** Your task **
Leave every picture out and write out the records below exactly.

** Data extract **
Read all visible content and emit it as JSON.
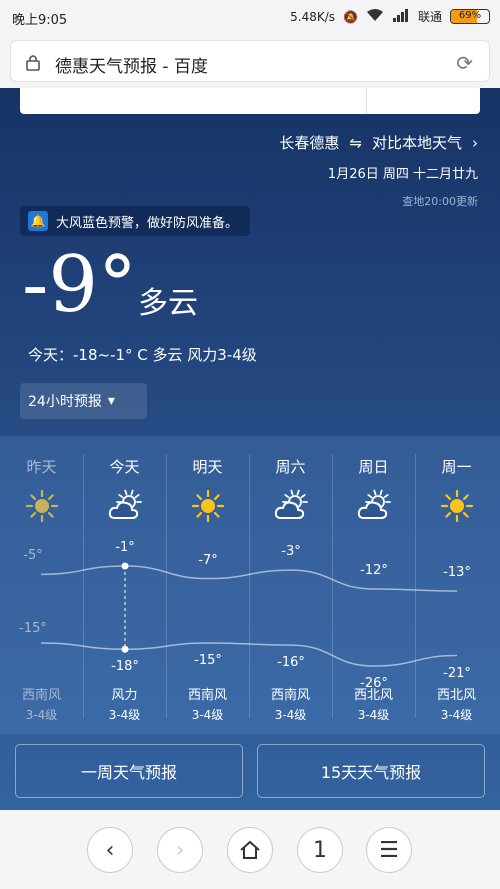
{
  "status": {
    "time": "晚上9:05",
    "speed": "5.48K/s",
    "carrier": "联通",
    "battery": "69%",
    "battery_level": 0.69
  },
  "browser": {
    "title": "德惠天气预报 - 百度"
  },
  "weather": {
    "location": "长春德惠",
    "compare": "对比本地天气",
    "date": "1月26日  周四  十二月廿九",
    "update": "查地20:00更新",
    "warning": "大风蓝色预警，做好防风准备。",
    "current_temp": "-9°",
    "condition": "多云",
    "today": "今天：-18~-1° C  多云  风力3-4级",
    "dropdown": "24小时预报"
  },
  "forecast": {
    "days": [
      {
        "day": "昨天",
        "icon": "sun-icon",
        "high": "-5°",
        "low": "-15°",
        "wind": "西南风",
        "level": "3-4级",
        "dim": true
      },
      {
        "day": "今天",
        "icon": "partly-cloudy-icon",
        "high": "-1°",
        "low": "-18°",
        "wind": "风力",
        "level": "3-4级",
        "dim": false
      },
      {
        "day": "明天",
        "icon": "sun-icon",
        "high": "-7°",
        "low": "-15°",
        "wind": "西南风",
        "level": "3-4级",
        "dim": false
      },
      {
        "day": "周六",
        "icon": "partly-cloudy-icon",
        "high": "-3°",
        "low": "-16°",
        "wind": "西南风",
        "level": "3-4级",
        "dim": false
      },
      {
        "day": "周日",
        "icon": "partly-cloudy-icon",
        "high": "-12°",
        "low": "-26°",
        "wind": "西北风",
        "level": "3-4级",
        "dim": false
      },
      {
        "day": "周一",
        "icon": "sun-icon",
        "high": "-13°",
        "low": "-21°",
        "wind": "西北风",
        "level": "3-4级",
        "dim": false
      }
    ]
  },
  "buttons": {
    "week": "一周天气预报",
    "fifteen": "15天天气预报"
  },
  "nav": {
    "tabs": "1"
  }
}
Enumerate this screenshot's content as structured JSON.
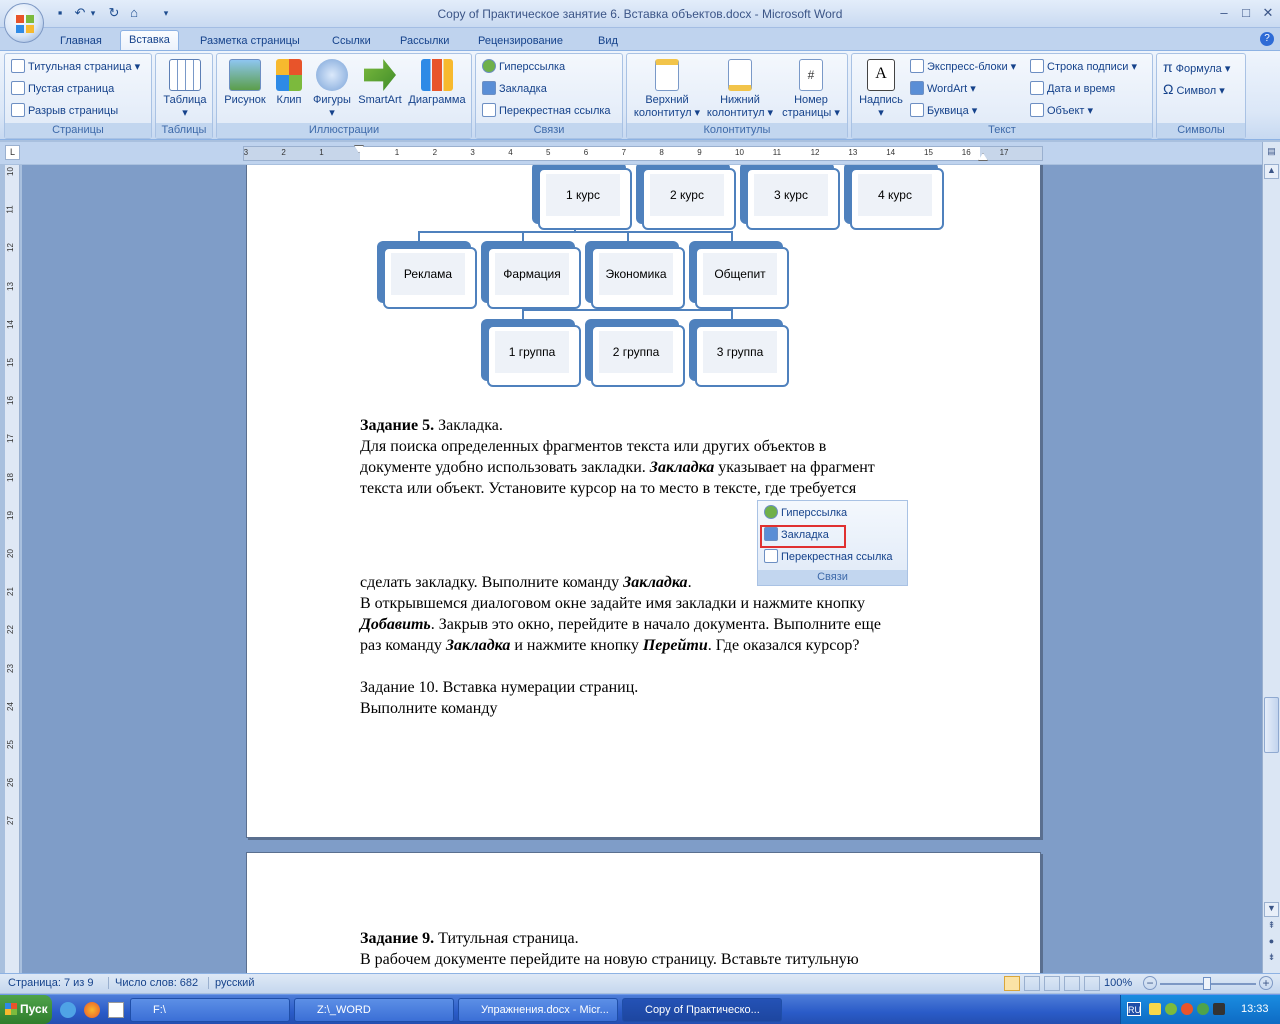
{
  "window": {
    "title": "Copy of Практическое занятие 6. Вставка объектов.docx - Microsoft Word",
    "controls": {
      "minimize": "–",
      "maximize": "□",
      "close": "✕"
    }
  },
  "qat": {
    "save": "save-icon",
    "undo": "undo-icon",
    "redo": "redo-icon",
    "open": "open-icon"
  },
  "tabs": [
    "Главная",
    "Вставка",
    "Разметка страницы",
    "Ссылки",
    "Рассылки",
    "Рецензирование",
    "Вид"
  ],
  "active_tab": "Вставка",
  "ribbon": {
    "pages": {
      "label": "Страницы",
      "items": [
        "Титульная страница",
        "Пустая страница",
        "Разрыв страницы"
      ]
    },
    "tables": {
      "label": "Таблицы",
      "items": [
        "Таблица"
      ]
    },
    "illustrations": {
      "label": "Иллюстрации",
      "items": [
        "Рисунок",
        "Клип",
        "Фигуры",
        "SmartArt",
        "Диаграмма"
      ]
    },
    "links": {
      "label": "Связи",
      "items": [
        "Гиперссылка",
        "Закладка",
        "Перекрестная ссылка"
      ]
    },
    "headers": {
      "label": "Колонтитулы",
      "items": [
        [
          "Верхний",
          "колонтитул"
        ],
        [
          "Нижний",
          "колонтитул"
        ],
        [
          "Номер",
          "страницы"
        ]
      ]
    },
    "text": {
      "label": "Текст",
      "textbox": "Надпись",
      "items": [
        "Экспресс-блоки",
        "WordArt",
        "Буквица",
        "Строка подписи",
        "Дата и время",
        "Объект"
      ]
    },
    "symbols": {
      "label": "Символы",
      "items": [
        "Формула",
        "Символ"
      ]
    }
  },
  "ruler": {
    "numbers": [
      "3",
      "2",
      "1",
      "1",
      "2",
      "3",
      "4",
      "5",
      "6",
      "7",
      "8",
      "9",
      "10",
      "11",
      "12",
      "13",
      "14",
      "15",
      "16",
      "17"
    ]
  },
  "vruler": {
    "numbers": [
      "10",
      "11",
      "12",
      "13",
      "14",
      "15",
      "16",
      "17",
      "18",
      "19",
      "20",
      "21",
      "22",
      "23",
      "24",
      "25",
      "26",
      "27"
    ]
  },
  "diagram": {
    "row1": [
      "1 курс",
      "2 курс",
      "3 курс",
      "4 курс"
    ],
    "row2": [
      "Реклама",
      "Фармация",
      "Экономика",
      "Общепит"
    ],
    "row3": [
      "1 группа",
      "2 группа",
      "3 группа"
    ]
  },
  "page1": {
    "task5_title": "Задание 5.",
    "task5_title_rest": " Закладка.",
    "p1": "Для поиска определенных фрагментов текста или других объектов в",
    "p2a": "документе удобно использовать закладки. ",
    "p2b": "Закладка",
    "p2c": " указывает на фрагмент",
    "p3": "текста или объект. Установите курсор на то место в тексте, где требуется",
    "p4a": "сделать закладку. Выполните команду ",
    "p4b": "Закладка",
    "p4c": ".",
    "p5": " В открывшемся диалоговом окне задайте имя закладки и нажмите кнопку",
    "p6a": "Добавить",
    "p6b": ". Закрыв это окно, перейдите в начало документа. Выполните еще",
    "p7a": "раз команду ",
    "p7b": "Закладка",
    "p7c": " и нажмите кнопку ",
    "p7d": "Перейти",
    "p7e": ". Где оказался курсор?",
    "task10": "Задание 10. Вставка нумерации страниц.",
    "task10b": "Выполните команду",
    "inset": {
      "items": [
        "Гиперссылка",
        "Закладка",
        "Перекрестная ссылка"
      ],
      "label": "Связи"
    }
  },
  "page2": {
    "task9_title": "Задание 9.",
    "task9_rest": " Титульная страница.",
    "p1": "В рабочем документе перейдите на новую страницу. Вставьте титульную"
  },
  "status": {
    "page": "Страница: 7 из 9",
    "words": "Число слов: 682",
    "lang": "русский",
    "zoom": "100%"
  },
  "taskbar": {
    "start": "Пуск",
    "items": [
      "F:\\",
      "Z:\\_WORD",
      "Упражнения.docx - Micr...",
      "Copy of Практическо..."
    ],
    "lang": "RU",
    "clock": "13:33"
  },
  "colors": {
    "accent": "#4f81bd",
    "highlight": "#e03030"
  }
}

** Solution to this exercise **
Read all visible content and emit it as JSON.
{
  "status": {
    "time": "晚上9:05",
    "speed": "5.48K/s",
    "carrier": "联通",
    "battery": "69%",
    "battery_level": 0.69
  },
  "browser": {
    "title": "德惠天气预报 - 百度"
  },
  "weather": {
    "location": "长春德惠",
    "compare": "对比本地天气",
    "date": "1月26日  周四  十二月廿九",
    "update": "查地20:00更新",
    "warning": "大风蓝色预警，做好防风准备。",
    "current_temp": "-9°",
    "condition": "多云",
    "today": "今天：-18~-1° C  多云  风力3-4级",
    "dropdown": "24小时预报"
  },
  "forecast": {
    "days": [
      {
        "day": "昨天",
        "icon": "sun-icon",
        "high": "-5°",
        "low": "-15°",
        "wind": "西南风",
        "level": "3-4级",
        "dim": true
      },
      {
        "day": "今天",
        "icon": "partly-cloudy-icon",
        "high": "-1°",
        "low": "-18°",
        "wind": "风力",
        "level": "3-4级",
        "dim": false
      },
      {
        "day": "明天",
        "icon": "sun-icon",
        "high": "-7°",
        "low": "-15°",
        "wind": "西南风",
        "level": "3-4级",
        "dim": false
      },
      {
        "day": "周六",
        "icon": "partly-cloudy-icon",
        "high": "-3°",
        "low": "-16°",
        "wind": "西南风",
        "level": "3-4级",
        "dim": false
      },
      {
        "day": "周日",
        "icon": "partly-cloudy-icon",
        "high": "-12°",
        "low": "-26°",
        "wind": "西北风",
        "level": "3-4级",
        "dim": false
      },
      {
        "day": "周一",
        "icon": "sun-icon",
        "high": "-13°",
        "low": "-21°",
        "wind": "西北风",
        "level": "3-4级",
        "dim": false
      }
    ]
  },
  "buttons": {
    "week": "一周天气预报",
    "fifteen": "15天天气预报"
  },
  "nav": {
    "tabs": "1"
  }
}
Enumerate this screenshot's content as structured JSON.
{
  "window": {
    "title": "Copy of Практическое занятие 6. Вставка объектов.docx - Microsoft Word",
    "controls": {
      "minimize": "–",
      "maximize": "□",
      "close": "✕"
    }
  },
  "qat": {
    "save": "save-icon",
    "undo": "undo-icon",
    "redo": "redo-icon",
    "open": "open-icon"
  },
  "tabs": [
    "Главная",
    "Вставка",
    "Разметка страницы",
    "Ссылки",
    "Рассылки",
    "Рецензирование",
    "Вид"
  ],
  "active_tab": "Вставка",
  "ribbon": {
    "pages": {
      "label": "Страницы",
      "items": [
        "Титульная страница",
        "Пустая страница",
        "Разрыв страницы"
      ]
    },
    "tables": {
      "label": "Таблицы",
      "items": [
        "Таблица"
      ]
    },
    "illustrations": {
      "label": "Иллюстрации",
      "items": [
        "Рисунок",
        "Клип",
        "Фигуры",
        "SmartArt",
        "Диаграмма"
      ]
    },
    "links": {
      "label": "Связи",
      "items": [
        "Гиперссылка",
        "Закладка",
        "Перекрестная ссылка"
      ]
    },
    "headers": {
      "label": "Колонтитулы",
      "items": [
        [
          "Верхний",
          "колонтитул"
        ],
        [
          "Нижний",
          "колонтитул"
        ],
        [
          "Номер",
          "страницы"
        ]
      ]
    },
    "text": {
      "label": "Текст",
      "textbox": "Надпись",
      "items": [
        "Экспресс-блоки",
        "WordArt",
        "Буквица",
        "Строка подписи",
        "Дата и время",
        "Объект"
      ]
    },
    "symbols": {
      "label": "Символы",
      "items": [
        "Формула",
        "Символ"
      ]
    }
  },
  "ruler": {
    "numbers": [
      "3",
      "2",
      "1",
      "1",
      "2",
      "3",
      "4",
      "5",
      "6",
      "7",
      "8",
      "9",
      "10",
      "11",
      "12",
      "13",
      "14",
      "15",
      "16",
      "17"
    ]
  },
  "vruler": {
    "numbers": [
      "10",
      "11",
      "12",
      "13",
      "14",
      "15",
      "16",
      "17",
      "18",
      "19",
      "20",
      "21",
      "22",
      "23",
      "24",
      "25",
      "26",
      "27"
    ]
  },
  "diagram": {
    "row1": [
      "1 курс",
      "2 курс",
      "3 курс",
      "4 курс"
    ],
    "row2": [
      "Реклама",
      "Фармация",
      "Экономика",
      "Общепит"
    ],
    "row3": [
      "1 группа",
      "2 группа",
      "3 группа"
    ]
  },
  "page1": {
    "task5_title": "Задание 5.",
    "task5_title_rest": " Закладка.",
    "p1": "Для поиска определенных фрагментов текста или других объектов в",
    "p2a": "документе удобно использовать закладки. ",
    "p2b": "Закладка",
    "p2c": " указывает на фрагмент",
    "p3": "текста или объект. Установите курсор на то место в тексте, где требуется",
    "p4a": "сделать закладку. Выполните команду ",
    "p4b": "Закладка",
    "p4c": ".",
    "p5": " В открывшемся диалоговом окне задайте имя закладки и нажмите кнопку",
    "p6a": "Добавить",
    "p6b": ". Закрыв это окно, перейдите в начало документа. Выполните еще",
    "p7a": "раз команду ",
    "p7b": "Закладка",
    "p7c": " и нажмите кнопку ",
    "p7d": "Перейти",
    "p7e": ". Где оказался курсор?",
    "task10": "Задание 10. Вставка нумерации страниц.",
    "task10b": "Выполните команду",
    "inset": {
      "items": [
        "Гиперссылка",
        "Закладка",
        "Перекрестная ссылка"
      ],
      "label": "Связи"
    }
  },
  "page2": {
    "task9_title": "Задание 9.",
    "task9_rest": " Титульная страница.",
    "p1": "В рабочем документе перейдите на новую страницу. Вставьте титульную"
  },
  "status": {
    "page": "Страница: 7 из 9",
    "words": "Число слов: 682",
    "lang": "русский",
    "zoom": "100%"
  },
  "taskbar": {
    "start": "Пуск",
    "items": [
      "F:\\",
      "Z:\\_WORD",
      "Упражнения.docx - Micr...",
      "Copy of Практическо..."
    ],
    "lang": "RU",
    "clock": "13:33"
  },
  "colors": {
    "accent": "#4f81bd",
    "highlight": "#e03030"
  }
}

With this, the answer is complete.